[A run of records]
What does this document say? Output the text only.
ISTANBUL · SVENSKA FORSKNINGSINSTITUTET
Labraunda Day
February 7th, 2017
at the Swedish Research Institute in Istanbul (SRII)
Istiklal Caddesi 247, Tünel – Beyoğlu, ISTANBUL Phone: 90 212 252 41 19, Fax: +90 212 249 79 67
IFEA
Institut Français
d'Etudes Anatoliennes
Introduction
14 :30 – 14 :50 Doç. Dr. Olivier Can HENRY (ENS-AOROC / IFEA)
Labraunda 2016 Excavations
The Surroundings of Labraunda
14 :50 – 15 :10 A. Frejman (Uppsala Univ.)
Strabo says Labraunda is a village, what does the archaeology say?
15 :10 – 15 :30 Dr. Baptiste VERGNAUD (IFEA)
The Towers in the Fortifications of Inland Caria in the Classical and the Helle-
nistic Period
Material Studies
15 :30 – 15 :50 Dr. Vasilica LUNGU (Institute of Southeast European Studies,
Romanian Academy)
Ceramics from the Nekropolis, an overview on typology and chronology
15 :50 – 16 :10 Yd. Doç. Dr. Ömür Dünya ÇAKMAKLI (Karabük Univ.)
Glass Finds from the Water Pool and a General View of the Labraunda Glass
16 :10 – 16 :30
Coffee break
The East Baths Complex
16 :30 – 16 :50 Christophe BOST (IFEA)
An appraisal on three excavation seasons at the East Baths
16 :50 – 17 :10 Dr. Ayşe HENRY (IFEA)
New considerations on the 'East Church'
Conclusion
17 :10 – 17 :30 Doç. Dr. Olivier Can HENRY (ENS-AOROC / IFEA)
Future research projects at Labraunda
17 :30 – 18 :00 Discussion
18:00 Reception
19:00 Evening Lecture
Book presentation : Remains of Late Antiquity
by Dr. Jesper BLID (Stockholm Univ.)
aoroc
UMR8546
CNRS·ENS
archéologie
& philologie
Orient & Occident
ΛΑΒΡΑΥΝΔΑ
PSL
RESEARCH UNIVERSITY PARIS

Written problem:
Each entry above is to be quoted exactly.

Answer below:
What does this document say? Output the text only.
ISTANBUL · SVENSKA FORSKNINGSINSTITUTET
Labraunda Day
February 7th, 2017
at the Swedish Research Institute in Istanbul (SRII)
Istiklal Caddesi 247, Tünel – Beyoğlu, ISTANBUL Phone: 90 212 252 41 19, Fax: +90 212 249 79 67
IFEA
Institut Français
d'Etudes Anatoliennes
Introduction
14 :30 – 14 :50 Doç. Dr. Olivier Can HENRY (ENS-AOROC / IFEA)
Labraunda 2016 Excavations
The Surroundings of Labraunda
14 :50 – 15 :10 A. Frejman (Uppsala Univ.)
Strabo says Labraunda is a village, what does the archaeology say?
15 :10 – 15 :30 Dr. Baptiste VERGNAUD (IFEA)
The Towers in the Fortifications of Inland Caria in the Classical and the Helle-
nistic Period
Material Studies
15 :30 – 15 :50 Dr. Vasilica LUNGU (Institute of Southeast European Studies,
Romanian Academy)
Ceramics from the Nekropolis, an overview on typology and chronology
15 :50 – 16 :10 Yd. Doç. Dr. Ömür Dünya ÇAKMAKLI (Karabük Univ.)
Glass Finds from the Water Pool and a General View of the Labraunda Glass
16 :10 – 16 :30
Coffee break
The East Baths Complex
16 :30 – 16 :50 Christophe BOST (IFEA)
An appraisal on three excavation seasons at the East Baths
16 :50 – 17 :10 Dr. Ayşe HENRY (IFEA)
New considerations on the 'East Church'
Conclusion
17 :10 – 17 :30 Doç. Dr. Olivier Can HENRY (ENS-AOROC / IFEA)
Future research projects at Labraunda
17 :30 – 18 :00 Discussion
18:00 Reception
19:00 Evening Lecture
Book presentation : Remains of Late Antiquity
by Dr. Jesper BLID (Stockholm Univ.)
aoroc
UMR8546
CNRS·ENS
archéologie
& philologie
Orient & Occident
ΛΑΒΡΑΥΝΔΑ
PSL
RESEARCH UNIVERSITY PARIS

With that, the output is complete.